Set down every entry word for word. Omit the pictures.

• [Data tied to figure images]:
--- Begin ---

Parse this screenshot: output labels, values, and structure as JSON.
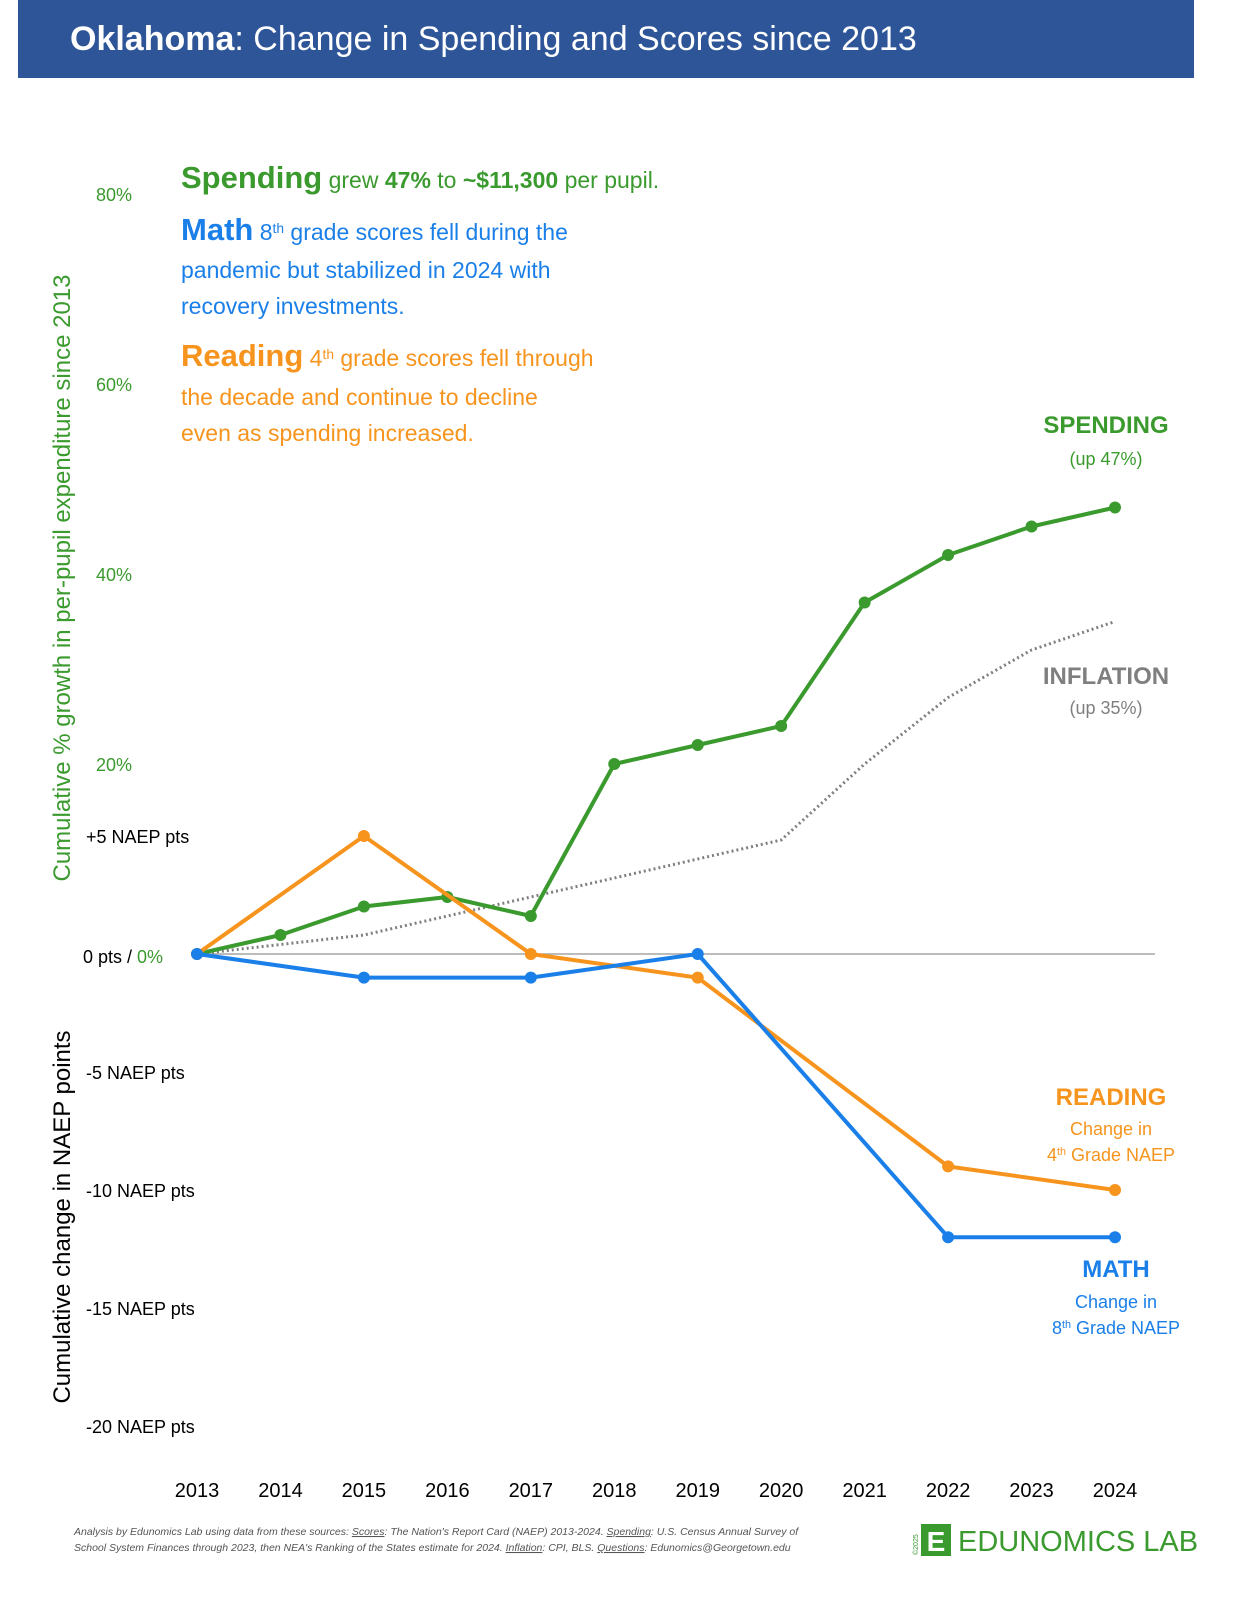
{
  "chart_data": {
    "type": "line",
    "title_bold": "Oklahoma",
    "title_rest": ": Change in Spending and Scores since 2013",
    "ylabel": "Cumulative % growth in per-pupil expenditure since 2013",
    "y2label": "Cumulative change in NAEP points",
    "xticks": [
      2013,
      2014,
      2015,
      2016,
      2017,
      2018,
      2019,
      2020,
      2021,
      2022,
      2023,
      2024
    ],
    "xlim": [
      2013,
      2024
    ],
    "ylim": [
      0,
      80
    ],
    "yticks": [
      {
        "value": 0,
        "label": "0%"
      },
      {
        "value": 20,
        "label": "20%"
      },
      {
        "value": 40,
        "label": "40%"
      },
      {
        "value": 60,
        "label": "60%"
      },
      {
        "value": 80,
        "label": "80%"
      }
    ],
    "y2lim": [
      -20,
      5
    ],
    "y2ticks": [
      {
        "value": 5,
        "label": "+5 NAEP pts"
      },
      {
        "value": 0,
        "label": "0 pts"
      },
      {
        "value": -5,
        "label": "-5 NAEP pts"
      },
      {
        "value": -10,
        "label": "-10 NAEP pts"
      },
      {
        "value": -15,
        "label": "-15 NAEP pts"
      },
      {
        "value": -20,
        "label": "-20 NAEP pts"
      }
    ],
    "zero_separator": " / ",
    "grid": false,
    "series": [
      {
        "name": "SPENDING",
        "color": "#3a9a2e",
        "markers": true,
        "dash": false,
        "x": [
          2013,
          2014,
          2015,
          2016,
          2017,
          2018,
          2019,
          2020,
          2021,
          2022,
          2023,
          2024
        ],
        "values": [
          0,
          2,
          5,
          6,
          4,
          20,
          22,
          24,
          37,
          42,
          45,
          47
        ],
        "note": [
          [
            {
              "text": "(up 47%)"
            }
          ]
        ]
      },
      {
        "name": "INFLATION",
        "color": "#7f7f7f",
        "markers": false,
        "dash": true,
        "x": [
          2013,
          2014,
          2015,
          2016,
          2017,
          2018,
          2019,
          2020,
          2021,
          2022,
          2023,
          2024
        ],
        "values": [
          0,
          1,
          2,
          4,
          6,
          8,
          10,
          12,
          20,
          27,
          32,
          35
        ],
        "note": [
          [
            {
              "text": "(up 35%)"
            }
          ]
        ]
      },
      {
        "name": "READING",
        "color": "#f7941d",
        "markers": true,
        "dash": false,
        "axis": "y2",
        "x": [
          2013,
          2015,
          2017,
          2019,
          2022,
          2024
        ],
        "values": [
          0,
          5,
          0,
          -1,
          -9,
          -10
        ],
        "note": [
          [
            {
              "text": "Change in"
            }
          ],
          [
            {
              "text": "4"
            },
            {
              "text": "th",
              "style": "sup"
            },
            {
              "text": " Grade NAEP"
            }
          ]
        ]
      },
      {
        "name": "MATH",
        "color": "#1a7fe8",
        "markers": true,
        "dash": false,
        "axis": "y2",
        "x": [
          2013,
          2015,
          2017,
          2019,
          2022,
          2024
        ],
        "values": [
          0,
          -1,
          -1,
          0,
          -12,
          -12
        ],
        "note": [
          [
            {
              "text": "Change in"
            }
          ],
          [
            {
              "text": "8"
            },
            {
              "text": "th",
              "style": "sup"
            },
            {
              "text": " Grade NAEP"
            }
          ]
        ]
      }
    ],
    "annotations": [
      {
        "color": "#3a9a2e",
        "lines": [
          [
            {
              "text": "Spending",
              "style": "lead"
            },
            {
              "text": " grew "
            },
            {
              "text": "47%",
              "style": "bold"
            },
            {
              "text": " to "
            },
            {
              "text": "~$11,300",
              "style": "bold"
            },
            {
              "text": " per pupil."
            }
          ]
        ]
      },
      {
        "color": "#1a7fe8",
        "lines": [
          [
            {
              "text": "Math",
              "style": "lead"
            },
            {
              "text": " 8"
            },
            {
              "text": "th",
              "style": "sup"
            },
            {
              "text": " grade scores fell during the"
            }
          ],
          [
            {
              "text": "pandemic but stabilized in 2024 with"
            }
          ],
          [
            {
              "text": "recovery investments."
            }
          ]
        ]
      },
      {
        "color": "#f7941d",
        "lines": [
          [
            {
              "text": "Reading",
              "style": "lead"
            },
            {
              "text": " 4"
            },
            {
              "text": "th",
              "style": "sup"
            },
            {
              "text": " grade scores fell through"
            }
          ],
          [
            {
              "text": "the decade and continue to decline"
            }
          ],
          [
            {
              "text": "even as spending increased."
            }
          ]
        ]
      }
    ],
    "source": [
      [
        {
          "text": "Analysis by Edunomics Lab using data from these sources: "
        },
        {
          "text": "Scores",
          "style": "u"
        },
        {
          "text": ": The Nation's Report Card (NAEP) 2013-2024. "
        },
        {
          "text": "Spending",
          "style": "u"
        },
        {
          "text": ": U.S. Census Annual Survey of"
        }
      ],
      [
        {
          "text": "School System Finances through 2023, then NEA's Ranking of the States estimate for 2024. "
        },
        {
          "text": "Inflation",
          "style": "u"
        },
        {
          "text": ": CPI, BLS. "
        },
        {
          "text": "Questions",
          "style": "u"
        },
        {
          "text": ": Edunomics@Georgetown.edu"
        }
      ]
    ],
    "logo_mark": "E",
    "logo_text": "EDUNOMICS LAB",
    "copyright": "©2025"
  }
}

--- End ---

• [Solution to this exercise]:
Parse this screenshot: output labels, values, and structure as JSON.
{
  "chart_data": {
    "type": "line",
    "title_bold": "Oklahoma",
    "title_rest": ": Change in Spending and Scores since 2013",
    "ylabel": "Cumulative % growth in per-pupil expenditure since 2013",
    "y2label": "Cumulative change in NAEP points",
    "xticks": [
      2013,
      2014,
      2015,
      2016,
      2017,
      2018,
      2019,
      2020,
      2021,
      2022,
      2023,
      2024
    ],
    "xlim": [
      2013,
      2024
    ],
    "ylim": [
      0,
      80
    ],
    "yticks": [
      {
        "value": 0,
        "label": "0%"
      },
      {
        "value": 20,
        "label": "20%"
      },
      {
        "value": 40,
        "label": "40%"
      },
      {
        "value": 60,
        "label": "60%"
      },
      {
        "value": 80,
        "label": "80%"
      }
    ],
    "y2lim": [
      -20,
      5
    ],
    "y2ticks": [
      {
        "value": 5,
        "label": "+5 NAEP pts"
      },
      {
        "value": 0,
        "label": "0 pts"
      },
      {
        "value": -5,
        "label": "-5 NAEP pts"
      },
      {
        "value": -10,
        "label": "-10 NAEP pts"
      },
      {
        "value": -15,
        "label": "-15 NAEP pts"
      },
      {
        "value": -20,
        "label": "-20 NAEP pts"
      }
    ],
    "zero_separator": " / ",
    "grid": false,
    "series": [
      {
        "name": "SPENDING",
        "color": "#3a9a2e",
        "markers": true,
        "dash": false,
        "x": [
          2013,
          2014,
          2015,
          2016,
          2017,
          2018,
          2019,
          2020,
          2021,
          2022,
          2023,
          2024
        ],
        "values": [
          0,
          2,
          5,
          6,
          4,
          20,
          22,
          24,
          37,
          42,
          45,
          47
        ],
        "note": [
          [
            {
              "text": "(up 47%)"
            }
          ]
        ]
      },
      {
        "name": "INFLATION",
        "color": "#7f7f7f",
        "markers": false,
        "dash": true,
        "x": [
          2013,
          2014,
          2015,
          2016,
          2017,
          2018,
          2019,
          2020,
          2021,
          2022,
          2023,
          2024
        ],
        "values": [
          0,
          1,
          2,
          4,
          6,
          8,
          10,
          12,
          20,
          27,
          32,
          35
        ],
        "note": [
          [
            {
              "text": "(up 35%)"
            }
          ]
        ]
      },
      {
        "name": "READING",
        "color": "#f7941d",
        "markers": true,
        "dash": false,
        "axis": "y2",
        "x": [
          2013,
          2015,
          2017,
          2019,
          2022,
          2024
        ],
        "values": [
          0,
          5,
          0,
          -1,
          -9,
          -10
        ],
        "note": [
          [
            {
              "text": "Change in"
            }
          ],
          [
            {
              "text": "4"
            },
            {
              "text": "th",
              "style": "sup"
            },
            {
              "text": " Grade NAEP"
            }
          ]
        ]
      },
      {
        "name": "MATH",
        "color": "#1a7fe8",
        "markers": true,
        "dash": false,
        "axis": "y2",
        "x": [
          2013,
          2015,
          2017,
          2019,
          2022,
          2024
        ],
        "values": [
          0,
          -1,
          -1,
          0,
          -12,
          -12
        ],
        "note": [
          [
            {
              "text": "Change in"
            }
          ],
          [
            {
              "text": "8"
            },
            {
              "text": "th",
              "style": "sup"
            },
            {
              "text": " Grade NAEP"
            }
          ]
        ]
      }
    ],
    "annotations": [
      {
        "color": "#3a9a2e",
        "lines": [
          [
            {
              "text": "Spending",
              "style": "lead"
            },
            {
              "text": " grew "
            },
            {
              "text": "47%",
              "style": "bold"
            },
            {
              "text": " to "
            },
            {
              "text": "~$11,300",
              "style": "bold"
            },
            {
              "text": " per pupil."
            }
          ]
        ]
      },
      {
        "color": "#1a7fe8",
        "lines": [
          [
            {
              "text": "Math",
              "style": "lead"
            },
            {
              "text": " 8"
            },
            {
              "text": "th",
              "style": "sup"
            },
            {
              "text": " grade scores fell during the"
            }
          ],
          [
            {
              "text": "pandemic but stabilized in 2024 with"
            }
          ],
          [
            {
              "text": "recovery investments."
            }
          ]
        ]
      },
      {
        "color": "#f7941d",
        "lines": [
          [
            {
              "text": "Reading",
              "style": "lead"
            },
            {
              "text": " 4"
            },
            {
              "text": "th",
              "style": "sup"
            },
            {
              "text": " grade scores fell through"
            }
          ],
          [
            {
              "text": "the decade and continue to decline"
            }
          ],
          [
            {
              "text": "even as spending increased."
            }
          ]
        ]
      }
    ],
    "source": [
      [
        {
          "text": "Analysis by Edunomics Lab using data from these sources: "
        },
        {
          "text": "Scores",
          "style": "u"
        },
        {
          "text": ": The Nation's Report Card (NAEP) 2013-2024. "
        },
        {
          "text": "Spending",
          "style": "u"
        },
        {
          "text": ": U.S. Census Annual Survey of"
        }
      ],
      [
        {
          "text": "School System Finances through 2023, then NEA's Ranking of the States estimate for 2024. "
        },
        {
          "text": "Inflation",
          "style": "u"
        },
        {
          "text": ": CPI, BLS. "
        },
        {
          "text": "Questions",
          "style": "u"
        },
        {
          "text": ": Edunomics@Georgetown.edu"
        }
      ]
    ],
    "logo_mark": "E",
    "logo_text": "EDUNOMICS LAB",
    "copyright": "©2025"
  }
}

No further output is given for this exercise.